SET TASK | Check every line below for the word "sujettes" and show those that hold it.

--- Start MATERIAL TO PROCESS ---

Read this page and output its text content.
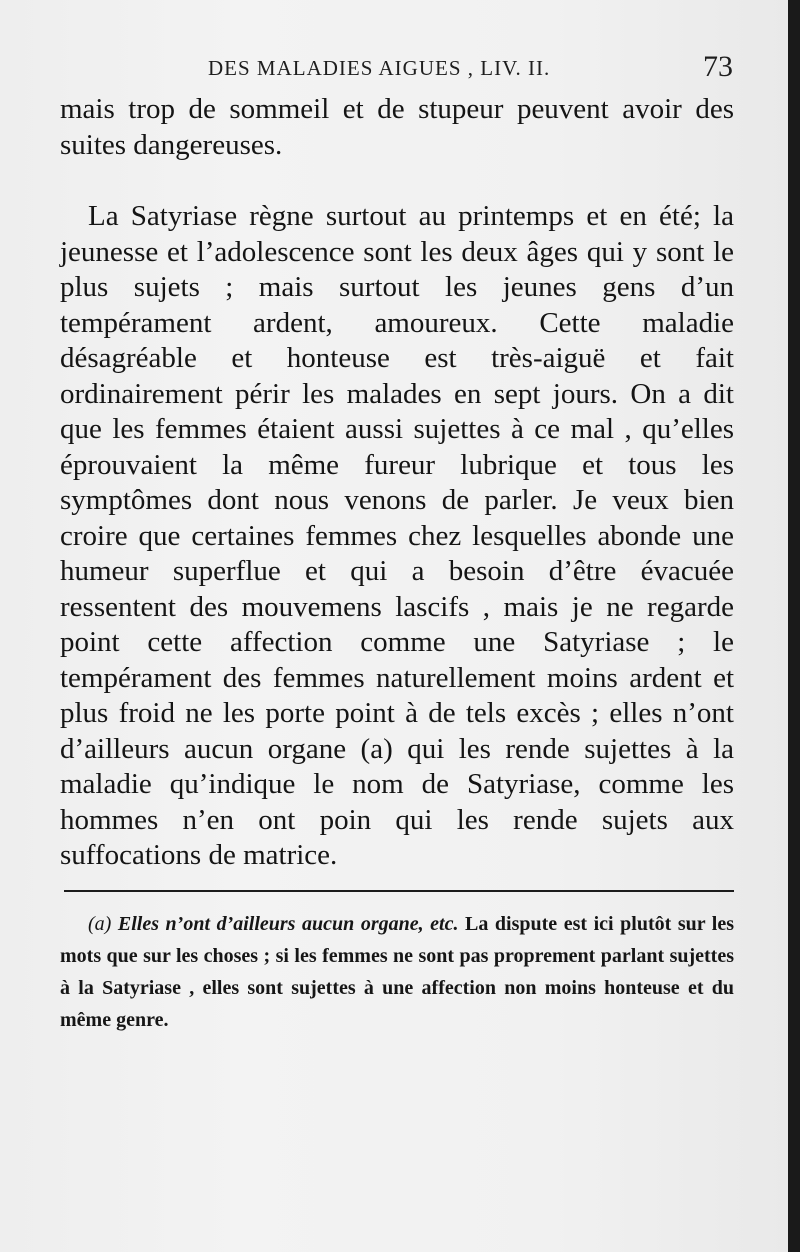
DES MALADIES AIGUES , LIV. II.	73

mais trop de sommeil et de stupeur peuvent avoir des suites dangereuses.

La Satyriase règne surtout au printemps et en été; la jeunesse et l’adolescence sont les deux âges qui y sont le plus sujets ; mais surtout les jeunes gens d’un tempérament ardent, amoureux. Cette maladie désagréable et honteuse est très-aiguë et fait ordinairement périr les malades en sept jours. On a dit que les femmes étaient aussi sujettes à ce mal , qu’elles éprouvaient la même fureur lubrique et tous les symptômes dont nous venons de parler. Je veux bien croire que certaines femmes chez lesquelles abonde une humeur superflue et qui a besoin d’être évacuée ressentent des mouvemens lascifs , mais je ne regarde point cette affection comme une Satyriase ; le tempérament des femmes naturellement moins ardent et plus froid ne les porte point à de tels excès ; elles n’ont d’ailleurs aucun organe (a) qui les rende sujettes à la maladie qu’indique le nom de Satyriase, comme les hommes n’en ont poin qui les rende sujets aux suffocations de matrice.

(a) Elles n’ont d’ailleurs aucun organe, etc. La dispute est ici plutôt sur les mots que sur les choses ; si les femmes ne sont pas proprement parlant sujettes à la Satyriase , elles sont sujettes à une affection non moins honteuse et du même genre.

--- End MATERIAL TO PROCESS ---

RESPONSE FOR THIS EXERCISE |
La Satyriase règne surtout au printemps et en été; la jeunesse et l’adolescence sont les deux âges qui y sont le plus sujets ; mais surtout les jeunes gens d’un tempérament ardent, amoureux. Cette maladie désagréable et honteuse est très-aiguë et fait ordinairement périr les malades en sept jours. On a dit que les femmes étaient aussi sujettes à ce mal , qu’elles éprouvaient la même fureur lubrique et tous les symptômes dont nous venons de parler. Je veux bien croire que certaines femmes chez lesquelles abonde une humeur superflue et qui a besoin d’être évacuée ressentent des mouvemens lascifs , mais je ne regarde point cette affection comme une Satyriase ; le tempérament des femmes naturellement moins ardent et plus froid ne les porte point à de tels excès ; elles n’ont d’ailleurs aucun organe (a) qui les rende sujettes à la maladie qu’indique le nom de Satyriase, comme les hommes n’en ont poin qui les rende sujets aux suffocations de matrice.
(a) Elles n’ont d’ailleurs aucun organe, etc. La dispute est ici plutôt sur les mots que sur les choses ; si les femmes ne sont pas proprement parlant sujettes à la Satyriase , elles sont sujettes à une affection non moins honteuse et du même genre.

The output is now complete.